BEGIN Materials provided
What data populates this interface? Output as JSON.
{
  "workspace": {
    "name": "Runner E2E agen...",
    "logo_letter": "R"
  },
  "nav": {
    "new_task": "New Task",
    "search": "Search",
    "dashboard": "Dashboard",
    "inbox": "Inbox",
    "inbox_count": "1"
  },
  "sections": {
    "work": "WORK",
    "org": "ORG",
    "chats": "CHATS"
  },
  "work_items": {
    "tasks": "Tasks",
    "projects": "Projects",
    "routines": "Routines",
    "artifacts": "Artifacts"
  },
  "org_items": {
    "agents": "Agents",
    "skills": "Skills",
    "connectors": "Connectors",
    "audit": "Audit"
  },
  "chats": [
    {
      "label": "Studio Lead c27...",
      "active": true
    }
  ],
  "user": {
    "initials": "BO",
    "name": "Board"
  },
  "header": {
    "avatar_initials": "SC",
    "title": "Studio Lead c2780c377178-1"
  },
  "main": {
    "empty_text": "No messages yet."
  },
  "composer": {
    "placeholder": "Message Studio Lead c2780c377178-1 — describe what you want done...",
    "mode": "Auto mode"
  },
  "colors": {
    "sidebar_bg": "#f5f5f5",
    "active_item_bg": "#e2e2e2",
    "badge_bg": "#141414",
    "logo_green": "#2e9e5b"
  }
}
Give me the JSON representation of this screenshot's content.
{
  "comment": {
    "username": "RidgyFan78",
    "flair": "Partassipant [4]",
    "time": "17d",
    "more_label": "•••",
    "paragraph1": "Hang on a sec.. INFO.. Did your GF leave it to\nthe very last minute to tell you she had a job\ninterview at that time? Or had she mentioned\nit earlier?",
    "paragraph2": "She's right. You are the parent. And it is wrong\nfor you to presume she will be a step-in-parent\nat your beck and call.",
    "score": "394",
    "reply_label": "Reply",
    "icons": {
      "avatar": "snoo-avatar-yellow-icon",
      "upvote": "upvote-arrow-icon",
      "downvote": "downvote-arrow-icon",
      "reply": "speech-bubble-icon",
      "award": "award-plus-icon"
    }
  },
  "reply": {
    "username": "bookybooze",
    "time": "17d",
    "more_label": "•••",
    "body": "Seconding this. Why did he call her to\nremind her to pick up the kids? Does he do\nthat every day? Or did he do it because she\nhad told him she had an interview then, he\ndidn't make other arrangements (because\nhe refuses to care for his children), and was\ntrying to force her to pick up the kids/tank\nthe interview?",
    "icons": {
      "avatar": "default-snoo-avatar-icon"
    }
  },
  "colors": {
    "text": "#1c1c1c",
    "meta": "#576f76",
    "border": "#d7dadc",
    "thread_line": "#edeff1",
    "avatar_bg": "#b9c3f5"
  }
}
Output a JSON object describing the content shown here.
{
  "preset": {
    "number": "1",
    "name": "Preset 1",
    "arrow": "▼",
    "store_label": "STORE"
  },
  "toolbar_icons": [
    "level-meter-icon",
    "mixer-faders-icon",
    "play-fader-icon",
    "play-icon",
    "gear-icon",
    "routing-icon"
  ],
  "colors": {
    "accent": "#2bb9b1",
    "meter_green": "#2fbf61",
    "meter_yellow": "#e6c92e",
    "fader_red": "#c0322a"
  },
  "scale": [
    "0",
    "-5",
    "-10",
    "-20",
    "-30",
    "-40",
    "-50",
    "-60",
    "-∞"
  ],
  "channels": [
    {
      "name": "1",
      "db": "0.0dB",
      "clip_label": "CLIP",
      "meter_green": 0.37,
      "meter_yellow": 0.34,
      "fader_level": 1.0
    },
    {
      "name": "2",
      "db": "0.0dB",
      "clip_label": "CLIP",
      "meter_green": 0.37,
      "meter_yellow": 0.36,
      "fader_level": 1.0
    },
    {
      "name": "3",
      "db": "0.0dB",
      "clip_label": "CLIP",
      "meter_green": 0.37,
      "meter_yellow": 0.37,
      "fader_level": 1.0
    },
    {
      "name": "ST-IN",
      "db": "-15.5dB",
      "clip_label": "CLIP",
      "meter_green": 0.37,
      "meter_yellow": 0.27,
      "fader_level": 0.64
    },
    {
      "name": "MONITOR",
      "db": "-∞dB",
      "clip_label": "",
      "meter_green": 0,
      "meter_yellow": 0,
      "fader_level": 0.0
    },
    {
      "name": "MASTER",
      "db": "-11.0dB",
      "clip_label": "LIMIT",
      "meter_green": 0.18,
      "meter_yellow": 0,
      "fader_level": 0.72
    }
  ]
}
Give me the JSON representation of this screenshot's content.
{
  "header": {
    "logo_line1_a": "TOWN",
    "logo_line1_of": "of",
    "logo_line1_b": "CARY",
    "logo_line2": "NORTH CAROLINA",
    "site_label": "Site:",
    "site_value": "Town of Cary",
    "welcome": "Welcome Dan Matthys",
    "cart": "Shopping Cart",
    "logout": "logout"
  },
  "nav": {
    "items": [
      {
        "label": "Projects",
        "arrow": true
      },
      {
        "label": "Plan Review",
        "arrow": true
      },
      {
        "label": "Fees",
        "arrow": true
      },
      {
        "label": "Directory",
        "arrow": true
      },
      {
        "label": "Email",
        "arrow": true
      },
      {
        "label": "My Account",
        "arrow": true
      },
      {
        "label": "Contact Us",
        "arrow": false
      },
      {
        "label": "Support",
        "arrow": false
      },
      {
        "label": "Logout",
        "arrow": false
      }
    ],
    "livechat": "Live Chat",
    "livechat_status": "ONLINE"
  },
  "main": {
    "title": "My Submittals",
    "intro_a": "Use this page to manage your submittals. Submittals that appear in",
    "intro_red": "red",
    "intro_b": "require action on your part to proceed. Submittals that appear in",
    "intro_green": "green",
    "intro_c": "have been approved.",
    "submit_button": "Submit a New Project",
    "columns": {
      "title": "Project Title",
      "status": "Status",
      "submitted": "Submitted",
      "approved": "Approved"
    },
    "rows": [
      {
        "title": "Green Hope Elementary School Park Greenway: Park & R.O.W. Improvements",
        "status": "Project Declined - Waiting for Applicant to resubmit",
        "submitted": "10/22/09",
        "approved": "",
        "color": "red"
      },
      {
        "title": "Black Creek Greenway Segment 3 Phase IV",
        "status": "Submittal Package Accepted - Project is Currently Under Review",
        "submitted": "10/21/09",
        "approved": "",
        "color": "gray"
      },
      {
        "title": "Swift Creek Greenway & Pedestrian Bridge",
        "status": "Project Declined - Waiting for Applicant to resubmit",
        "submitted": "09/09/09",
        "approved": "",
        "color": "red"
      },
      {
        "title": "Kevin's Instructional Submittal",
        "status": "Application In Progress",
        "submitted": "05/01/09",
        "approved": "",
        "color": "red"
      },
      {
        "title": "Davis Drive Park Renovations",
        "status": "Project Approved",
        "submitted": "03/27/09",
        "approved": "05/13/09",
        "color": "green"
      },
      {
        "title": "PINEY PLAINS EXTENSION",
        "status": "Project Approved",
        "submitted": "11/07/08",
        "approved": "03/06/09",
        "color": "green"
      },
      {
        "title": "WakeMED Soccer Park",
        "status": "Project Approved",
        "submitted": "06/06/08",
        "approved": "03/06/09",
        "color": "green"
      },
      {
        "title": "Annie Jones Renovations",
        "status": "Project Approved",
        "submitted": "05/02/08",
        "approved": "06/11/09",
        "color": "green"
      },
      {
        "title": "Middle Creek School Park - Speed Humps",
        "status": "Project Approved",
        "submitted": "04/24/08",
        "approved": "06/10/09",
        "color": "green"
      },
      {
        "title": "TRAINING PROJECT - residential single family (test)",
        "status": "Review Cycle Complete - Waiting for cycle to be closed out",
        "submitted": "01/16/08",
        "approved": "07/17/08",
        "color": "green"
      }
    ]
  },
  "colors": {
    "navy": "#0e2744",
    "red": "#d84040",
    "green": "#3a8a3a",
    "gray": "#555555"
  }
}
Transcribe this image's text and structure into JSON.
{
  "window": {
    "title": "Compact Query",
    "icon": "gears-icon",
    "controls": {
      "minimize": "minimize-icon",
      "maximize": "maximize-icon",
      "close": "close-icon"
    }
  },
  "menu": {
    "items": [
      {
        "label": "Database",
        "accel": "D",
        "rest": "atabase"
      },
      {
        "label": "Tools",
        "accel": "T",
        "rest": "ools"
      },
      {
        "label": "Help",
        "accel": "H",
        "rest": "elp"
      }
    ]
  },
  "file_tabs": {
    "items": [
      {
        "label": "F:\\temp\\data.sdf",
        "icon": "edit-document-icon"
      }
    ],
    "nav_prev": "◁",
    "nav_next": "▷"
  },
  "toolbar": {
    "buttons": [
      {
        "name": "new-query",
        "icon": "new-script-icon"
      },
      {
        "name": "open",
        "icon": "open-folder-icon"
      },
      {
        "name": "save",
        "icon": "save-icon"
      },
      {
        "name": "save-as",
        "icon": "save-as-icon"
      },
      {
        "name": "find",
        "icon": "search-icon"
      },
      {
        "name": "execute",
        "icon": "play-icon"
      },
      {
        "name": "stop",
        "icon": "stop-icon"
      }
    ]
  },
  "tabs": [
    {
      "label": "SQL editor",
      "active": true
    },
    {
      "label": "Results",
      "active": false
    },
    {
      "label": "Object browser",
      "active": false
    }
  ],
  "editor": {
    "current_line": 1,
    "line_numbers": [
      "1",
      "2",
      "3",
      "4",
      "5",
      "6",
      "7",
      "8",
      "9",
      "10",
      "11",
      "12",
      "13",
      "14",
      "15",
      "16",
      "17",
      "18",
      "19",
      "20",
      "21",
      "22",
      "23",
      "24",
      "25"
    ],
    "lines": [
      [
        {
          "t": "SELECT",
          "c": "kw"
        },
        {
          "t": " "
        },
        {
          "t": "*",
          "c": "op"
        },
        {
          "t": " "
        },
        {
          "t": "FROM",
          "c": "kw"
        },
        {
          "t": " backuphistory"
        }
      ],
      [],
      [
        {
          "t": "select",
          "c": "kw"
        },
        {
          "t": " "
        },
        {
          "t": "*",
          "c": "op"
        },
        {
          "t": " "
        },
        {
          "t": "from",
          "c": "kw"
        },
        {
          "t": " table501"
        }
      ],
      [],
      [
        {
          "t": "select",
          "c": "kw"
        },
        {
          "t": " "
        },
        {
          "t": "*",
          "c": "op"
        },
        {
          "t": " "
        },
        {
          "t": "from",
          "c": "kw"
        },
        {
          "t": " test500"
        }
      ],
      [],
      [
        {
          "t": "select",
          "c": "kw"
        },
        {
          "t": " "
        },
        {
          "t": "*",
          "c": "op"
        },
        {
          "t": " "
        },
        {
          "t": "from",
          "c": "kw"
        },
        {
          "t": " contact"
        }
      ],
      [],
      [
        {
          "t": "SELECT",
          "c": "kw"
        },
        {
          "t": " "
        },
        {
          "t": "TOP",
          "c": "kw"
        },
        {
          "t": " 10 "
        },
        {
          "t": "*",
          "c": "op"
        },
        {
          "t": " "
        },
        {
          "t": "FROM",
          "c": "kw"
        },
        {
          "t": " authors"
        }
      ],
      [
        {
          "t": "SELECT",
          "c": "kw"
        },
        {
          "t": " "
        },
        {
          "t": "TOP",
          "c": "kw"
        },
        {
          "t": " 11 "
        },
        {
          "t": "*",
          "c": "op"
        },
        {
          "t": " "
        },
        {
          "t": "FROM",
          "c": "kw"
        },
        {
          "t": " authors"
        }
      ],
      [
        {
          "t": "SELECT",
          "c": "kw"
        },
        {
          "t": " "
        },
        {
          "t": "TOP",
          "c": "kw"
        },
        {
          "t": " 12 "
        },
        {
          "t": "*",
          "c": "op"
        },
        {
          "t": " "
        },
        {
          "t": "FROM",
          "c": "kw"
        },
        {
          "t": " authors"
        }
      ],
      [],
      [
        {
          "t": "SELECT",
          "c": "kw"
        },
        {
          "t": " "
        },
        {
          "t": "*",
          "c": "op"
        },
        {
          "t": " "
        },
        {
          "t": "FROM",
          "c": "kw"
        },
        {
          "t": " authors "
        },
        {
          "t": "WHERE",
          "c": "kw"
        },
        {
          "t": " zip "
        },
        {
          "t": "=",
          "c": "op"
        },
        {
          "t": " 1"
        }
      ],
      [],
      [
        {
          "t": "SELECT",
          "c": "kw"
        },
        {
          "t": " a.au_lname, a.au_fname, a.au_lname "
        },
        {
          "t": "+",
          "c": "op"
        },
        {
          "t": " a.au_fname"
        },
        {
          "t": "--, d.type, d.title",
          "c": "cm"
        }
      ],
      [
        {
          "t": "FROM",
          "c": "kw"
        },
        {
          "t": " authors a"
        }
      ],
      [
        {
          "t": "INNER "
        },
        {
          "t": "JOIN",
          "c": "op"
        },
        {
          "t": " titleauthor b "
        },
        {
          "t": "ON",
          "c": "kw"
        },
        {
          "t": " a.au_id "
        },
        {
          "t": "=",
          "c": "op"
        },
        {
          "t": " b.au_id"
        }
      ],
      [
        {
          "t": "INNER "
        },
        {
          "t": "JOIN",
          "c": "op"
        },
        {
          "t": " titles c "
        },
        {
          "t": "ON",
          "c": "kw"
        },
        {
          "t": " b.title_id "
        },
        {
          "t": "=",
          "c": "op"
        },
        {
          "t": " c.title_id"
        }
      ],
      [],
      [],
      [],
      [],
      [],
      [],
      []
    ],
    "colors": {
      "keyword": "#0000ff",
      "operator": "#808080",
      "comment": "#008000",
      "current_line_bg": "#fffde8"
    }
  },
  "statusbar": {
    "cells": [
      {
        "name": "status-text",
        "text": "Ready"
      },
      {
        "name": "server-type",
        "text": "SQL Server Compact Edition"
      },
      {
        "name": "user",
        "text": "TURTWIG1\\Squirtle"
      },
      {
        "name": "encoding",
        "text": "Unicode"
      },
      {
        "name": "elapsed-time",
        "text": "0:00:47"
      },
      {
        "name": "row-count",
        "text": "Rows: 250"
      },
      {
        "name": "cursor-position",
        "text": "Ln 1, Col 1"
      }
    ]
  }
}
END Materials provided
* [Brief]
Whichever lines contain the string "your", select and copy them.

* [Written answer]
    "paragraph1": "Hang on a sec.. INFO.. Did your GF leave it to\nthe very last minute to tell you she had a job\ninterview at that time? Or had she mentioned\nit earlier?",
    "paragraph2": "She's right. You are the parent. And it is wrong\nfor you to presume she will be a step-in-parent\nat your beck and call.",
    "intro_a": "Use this page to manage your submittals. Submittals that appear in",
    "intro_b": "require action on your part to proceed. Submittals that appear in",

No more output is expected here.